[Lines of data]
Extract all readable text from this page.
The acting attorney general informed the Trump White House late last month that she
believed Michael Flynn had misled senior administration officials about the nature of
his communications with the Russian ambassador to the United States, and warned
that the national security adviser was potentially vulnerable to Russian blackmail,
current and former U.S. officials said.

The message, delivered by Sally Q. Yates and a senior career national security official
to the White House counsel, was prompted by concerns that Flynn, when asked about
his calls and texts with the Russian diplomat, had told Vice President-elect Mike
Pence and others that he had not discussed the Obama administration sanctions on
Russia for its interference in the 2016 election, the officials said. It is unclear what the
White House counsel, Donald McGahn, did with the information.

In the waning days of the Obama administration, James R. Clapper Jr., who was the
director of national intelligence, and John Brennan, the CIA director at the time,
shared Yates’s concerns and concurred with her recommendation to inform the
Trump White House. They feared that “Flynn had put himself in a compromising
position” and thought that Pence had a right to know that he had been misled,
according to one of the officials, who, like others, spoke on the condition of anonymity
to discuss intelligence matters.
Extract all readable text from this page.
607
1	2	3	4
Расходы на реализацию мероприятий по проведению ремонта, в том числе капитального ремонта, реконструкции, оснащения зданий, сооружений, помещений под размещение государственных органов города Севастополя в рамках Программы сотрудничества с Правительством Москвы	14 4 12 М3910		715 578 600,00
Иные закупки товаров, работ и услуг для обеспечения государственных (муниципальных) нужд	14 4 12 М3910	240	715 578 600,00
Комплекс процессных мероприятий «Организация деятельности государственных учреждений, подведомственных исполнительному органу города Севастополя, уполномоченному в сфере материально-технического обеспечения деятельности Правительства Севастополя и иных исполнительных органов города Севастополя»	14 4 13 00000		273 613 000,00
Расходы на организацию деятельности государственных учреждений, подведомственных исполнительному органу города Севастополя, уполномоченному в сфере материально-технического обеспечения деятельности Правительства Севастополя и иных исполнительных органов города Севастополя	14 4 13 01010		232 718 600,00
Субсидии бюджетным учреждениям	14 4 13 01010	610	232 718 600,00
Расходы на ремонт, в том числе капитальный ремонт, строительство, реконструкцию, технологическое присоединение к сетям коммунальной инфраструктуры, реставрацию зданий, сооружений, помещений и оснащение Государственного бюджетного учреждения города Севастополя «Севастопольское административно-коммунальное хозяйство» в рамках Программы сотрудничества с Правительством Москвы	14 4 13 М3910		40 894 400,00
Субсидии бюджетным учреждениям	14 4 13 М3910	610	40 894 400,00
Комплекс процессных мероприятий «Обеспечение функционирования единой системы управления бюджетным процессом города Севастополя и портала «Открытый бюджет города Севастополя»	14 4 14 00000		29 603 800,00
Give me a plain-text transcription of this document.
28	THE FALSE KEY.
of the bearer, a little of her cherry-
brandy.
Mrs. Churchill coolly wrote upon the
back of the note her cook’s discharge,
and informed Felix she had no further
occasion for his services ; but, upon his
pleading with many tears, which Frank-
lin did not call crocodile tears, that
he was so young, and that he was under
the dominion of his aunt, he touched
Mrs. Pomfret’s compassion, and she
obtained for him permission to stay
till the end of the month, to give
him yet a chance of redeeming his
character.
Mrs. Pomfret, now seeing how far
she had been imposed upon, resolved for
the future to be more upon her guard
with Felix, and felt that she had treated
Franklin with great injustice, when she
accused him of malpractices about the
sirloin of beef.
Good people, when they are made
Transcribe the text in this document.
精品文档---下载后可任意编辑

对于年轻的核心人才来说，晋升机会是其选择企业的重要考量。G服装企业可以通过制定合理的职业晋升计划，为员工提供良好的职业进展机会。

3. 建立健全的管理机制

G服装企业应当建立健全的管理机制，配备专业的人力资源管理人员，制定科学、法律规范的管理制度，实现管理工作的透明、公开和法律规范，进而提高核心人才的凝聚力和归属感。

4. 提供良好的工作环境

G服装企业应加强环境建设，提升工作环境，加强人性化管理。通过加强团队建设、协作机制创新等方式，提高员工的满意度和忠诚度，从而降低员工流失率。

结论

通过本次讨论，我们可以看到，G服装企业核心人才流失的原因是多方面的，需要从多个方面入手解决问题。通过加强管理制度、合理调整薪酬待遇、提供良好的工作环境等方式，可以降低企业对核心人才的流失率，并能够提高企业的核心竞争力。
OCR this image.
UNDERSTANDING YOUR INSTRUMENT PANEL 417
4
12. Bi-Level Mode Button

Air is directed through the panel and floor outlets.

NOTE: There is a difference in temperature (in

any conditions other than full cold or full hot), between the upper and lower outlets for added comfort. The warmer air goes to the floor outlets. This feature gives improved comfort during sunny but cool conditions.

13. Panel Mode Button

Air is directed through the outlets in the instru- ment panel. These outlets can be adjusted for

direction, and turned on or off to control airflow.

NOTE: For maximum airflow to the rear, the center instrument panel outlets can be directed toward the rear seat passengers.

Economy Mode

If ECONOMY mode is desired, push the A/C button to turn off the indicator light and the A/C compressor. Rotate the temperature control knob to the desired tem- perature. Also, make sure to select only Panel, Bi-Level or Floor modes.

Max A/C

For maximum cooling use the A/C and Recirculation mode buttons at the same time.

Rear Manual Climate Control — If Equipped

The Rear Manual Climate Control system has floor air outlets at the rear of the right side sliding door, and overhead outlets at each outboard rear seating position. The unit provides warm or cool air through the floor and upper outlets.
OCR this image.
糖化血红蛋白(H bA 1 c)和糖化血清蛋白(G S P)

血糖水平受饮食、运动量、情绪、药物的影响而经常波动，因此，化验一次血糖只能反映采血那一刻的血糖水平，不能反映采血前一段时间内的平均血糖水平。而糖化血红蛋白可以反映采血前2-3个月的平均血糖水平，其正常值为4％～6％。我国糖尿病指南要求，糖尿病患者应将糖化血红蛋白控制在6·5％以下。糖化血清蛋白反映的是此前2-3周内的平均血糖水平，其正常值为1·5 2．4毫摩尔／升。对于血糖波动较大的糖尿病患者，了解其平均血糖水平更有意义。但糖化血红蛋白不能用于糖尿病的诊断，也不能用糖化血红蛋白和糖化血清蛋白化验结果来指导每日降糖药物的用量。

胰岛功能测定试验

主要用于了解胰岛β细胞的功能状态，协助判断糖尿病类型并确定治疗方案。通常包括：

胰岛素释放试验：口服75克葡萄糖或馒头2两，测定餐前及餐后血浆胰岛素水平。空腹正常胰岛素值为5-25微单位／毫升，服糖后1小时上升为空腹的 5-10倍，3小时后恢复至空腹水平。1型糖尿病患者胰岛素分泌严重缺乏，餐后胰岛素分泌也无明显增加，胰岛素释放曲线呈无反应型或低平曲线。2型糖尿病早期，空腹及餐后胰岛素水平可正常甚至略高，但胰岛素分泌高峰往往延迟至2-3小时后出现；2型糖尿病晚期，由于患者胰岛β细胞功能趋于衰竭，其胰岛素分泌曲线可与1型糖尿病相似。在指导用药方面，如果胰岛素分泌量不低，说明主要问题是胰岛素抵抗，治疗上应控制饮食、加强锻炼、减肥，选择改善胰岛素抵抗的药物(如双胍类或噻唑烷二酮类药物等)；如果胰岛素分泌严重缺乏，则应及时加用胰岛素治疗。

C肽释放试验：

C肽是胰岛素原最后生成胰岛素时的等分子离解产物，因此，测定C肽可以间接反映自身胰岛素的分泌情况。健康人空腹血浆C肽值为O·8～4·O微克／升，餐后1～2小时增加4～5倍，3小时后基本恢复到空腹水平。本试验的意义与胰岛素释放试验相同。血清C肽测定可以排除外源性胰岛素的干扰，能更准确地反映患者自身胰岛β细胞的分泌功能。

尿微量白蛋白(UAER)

REQUIREMENT — Set every line of the listing down word for word.

EXERCISE SOLUTION —
Extract all readable text from this page.
The acting attorney general informed the Trump White House late last month that she
believed Michael Flynn had misled senior administration officials about the nature of
his communications with the Russian ambassador to the United States, and warned
that the national security adviser was potentially vulnerable to Russian blackmail,
current and former U.S. officials said.

The message, delivered by Sally Q. Yates and a senior career national security official
to the White House counsel, was prompted by concerns that Flynn, when asked about
his calls and texts with the Russian diplomat, had told Vice President-elect Mike
Pence and others that he had not discussed the Obama administration sanctions on
Russia for its interference in the 2016 election, the officials said. It is unclear what the
White House counsel, Donald McGahn, did with the information.

In the waning days of the Obama administration, James R. Clapper Jr., who was the
director of national intelligence, and John Brennan, the CIA director at the time,
shared Yates’s concerns and concurred with her recommendation to inform the
Trump White House. They feared that “Flynn had put himself in a compromising
position” and thought that Pence had a right to know that he had been misled,
according to one of the officials, who, like others, spoke on the condition of anonymity
to discuss intelligence matters.
Extract all readable text from this page.
607
1	2	3	4
Расходы на реализацию мероприятий по проведению ремонта, в том числе капитального ремонта, реконструкции, оснащения зданий, сооружений, помещений под размещение государственных органов города Севастополя в рамках Программы сотрудничества с Правительством Москвы	14 4 12 М3910		715 578 600,00
Иные закупки товаров, работ и услуг для обеспечения государственных (муниципальных) нужд	14 4 12 М3910	240	715 578 600,00
Комплекс процессных мероприятий «Организация деятельности государственных учреждений, подведомственных исполнительному органу города Севастополя, уполномоченному в сфере материально-технического обеспечения деятельности Правительства Севастополя и иных исполнительных органов города Севастополя»	14 4 13 00000		273 613 000,00
Расходы на организацию деятельности государственных учреждений, подведомственных исполнительному органу города Севастополя, уполномоченному в сфере материально-технического обеспечения деятельности Правительства Севастополя и иных исполнительных органов города Севастополя	14 4 13 01010		232 718 600,00
Субсидии бюджетным учреждениям	14 4 13 01010	610	232 718 600,00
Расходы на ремонт, в том числе капитальный ремонт, строительство, реконструкцию, технологическое присоединение к сетям коммунальной инфраструктуры, реставрацию зданий, сооружений, помещений и оснащение Государственного бюджетного учреждения города Севастополя «Севастопольское административно-коммунальное хозяйство» в рамках Программы сотрудничества с Правительством Москвы	14 4 13 М3910		40 894 400,00
Субсидии бюджетным учреждениям	14 4 13 М3910	610	40 894 400,00
Комплекс процессных мероприятий «Обеспечение функционирования единой системы управления бюджетным процессом города Севастополя и портала «Открытый бюджет города Севастополя»	14 4 14 00000		29 603 800,00
Give me a plain-text transcription of this document.
28	THE FALSE KEY.
of the bearer, a little of her cherry-
brandy.
Mrs. Churchill coolly wrote upon the
back of the note her cook’s discharge,
and informed Felix she had no further
occasion for his services ; but, upon his
pleading with many tears, which Frank-
lin did not call crocodile tears, that
he was so young, and that he was under
the dominion of his aunt, he touched
Mrs. Pomfret’s compassion, and she
obtained for him permission to stay
till the end of the month, to give
him yet a chance of redeeming his
character.
Mrs. Pomfret, now seeing how far
she had been imposed upon, resolved for
the future to be more upon her guard
with Felix, and felt that she had treated
Franklin with great injustice, when she
accused him of malpractices about the
sirloin of beef.
Good people, when they are made
Transcribe the text in this document.
精品文档---下载后可任意编辑

对于年轻的核心人才来说，晋升机会是其选择企业的重要考量。G服装企业可以通过制定合理的职业晋升计划，为员工提供良好的职业进展机会。

3. 建立健全的管理机制

G服装企业应当建立健全的管理机制，配备专业的人力资源管理人员，制定科学、法律规范的管理制度，实现管理工作的透明、公开和法律规范，进而提高核心人才的凝聚力和归属感。

4. 提供良好的工作环境

G服装企业应加强环境建设，提升工作环境，加强人性化管理。通过加强团队建设、协作机制创新等方式，提高员工的满意度和忠诚度，从而降低员工流失率。

结论

通过本次讨论，我们可以看到，G服装企业核心人才流失的原因是多方面的，需要从多个方面入手解决问题。通过加强管理制度、合理调整薪酬待遇、提供良好的工作环境等方式，可以降低企业对核心人才的流失率，并能够提高企业的核心竞争力。
OCR this image.
UNDERSTANDING YOUR INSTRUMENT PANEL 417
4
12. Bi-Level Mode Button

Air is directed through the panel and floor outlets.

NOTE: There is a difference in temperature (in

any conditions other than full cold or full hot), between the upper and lower outlets for added comfort. The warmer air goes to the floor outlets. This feature gives improved comfort during sunny but cool conditions.

13. Panel Mode Button

Air is directed through the outlets in the instru- ment panel. These outlets can be adjusted for

direction, and turned on or off to control airflow.

NOTE: For maximum airflow to the rear, the center instrument panel outlets can be directed toward the rear seat passengers.

Economy Mode

If ECONOMY mode is desired, push the A/C button to turn off the indicator light and the A/C compressor. Rotate the temperature control knob to the desired tem- perature. Also, make sure to select only Panel, Bi-Level or Floor modes.

Max A/C

For maximum cooling use the A/C and Recirculation mode buttons at the same time.

Rear Manual Climate Control — If Equipped

The Rear Manual Climate Control system has floor air outlets at the rear of the right side sliding door, and overhead outlets at each outboard rear seating position. The unit provides warm or cool air through the floor and upper outlets.
OCR this image.
糖化血红蛋白(H bA 1 c)和糖化血清蛋白(G S P)

血糖水平受饮食、运动量、情绪、药物的影响而经常波动，因此，化验一次血糖只能反映采血那一刻的血糖水平，不能反映采血前一段时间内的平均血糖水平。而糖化血红蛋白可以反映采血前2-3个月的平均血糖水平，其正常值为4％～6％。我国糖尿病指南要求，糖尿病患者应将糖化血红蛋白控制在6·5％以下。糖化血清蛋白反映的是此前2-3周内的平均血糖水平，其正常值为1·5 2．4毫摩尔／升。对于血糖波动较大的糖尿病患者，了解其平均血糖水平更有意义。但糖化血红蛋白不能用于糖尿病的诊断，也不能用糖化血红蛋白和糖化血清蛋白化验结果来指导每日降糖药物的用量。

胰岛功能测定试验

主要用于了解胰岛β细胞的功能状态，协助判断糖尿病类型并确定治疗方案。通常包括：

胰岛素释放试验：口服75克葡萄糖或馒头2两，测定餐前及餐后血浆胰岛素水平。空腹正常胰岛素值为5-25微单位／毫升，服糖后1小时上升为空腹的 5-10倍，3小时后恢复至空腹水平。1型糖尿病患者胰岛素分泌严重缺乏，餐后胰岛素分泌也无明显增加，胰岛素释放曲线呈无反应型或低平曲线。2型糖尿病早期，空腹及餐后胰岛素水平可正常甚至略高，但胰岛素分泌高峰往往延迟至2-3小时后出现；2型糖尿病晚期，由于患者胰岛β细胞功能趋于衰竭，其胰岛素分泌曲线可与1型糖尿病相似。在指导用药方面，如果胰岛素分泌量不低，说明主要问题是胰岛素抵抗，治疗上应控制饮食、加强锻炼、减肥，选择改善胰岛素抵抗的药物(如双胍类或噻唑烷二酮类药物等)；如果胰岛素分泌严重缺乏，则应及时加用胰岛素治疗。

C肽释放试验：

C肽是胰岛素原最后生成胰岛素时的等分子离解产物，因此，测定C肽可以间接反映自身胰岛素的分泌情况。健康人空腹血浆C肽值为O·8～4·O微克／升，餐后1～2小时增加4～5倍，3小时后基本恢复到空腹水平。本试验的意义与胰岛素释放试验相同。血清C肽测定可以排除外源性胰岛素的干扰，能更准确地反映患者自身胰岛β细胞的分泌功能。

尿微量白蛋白(UAER)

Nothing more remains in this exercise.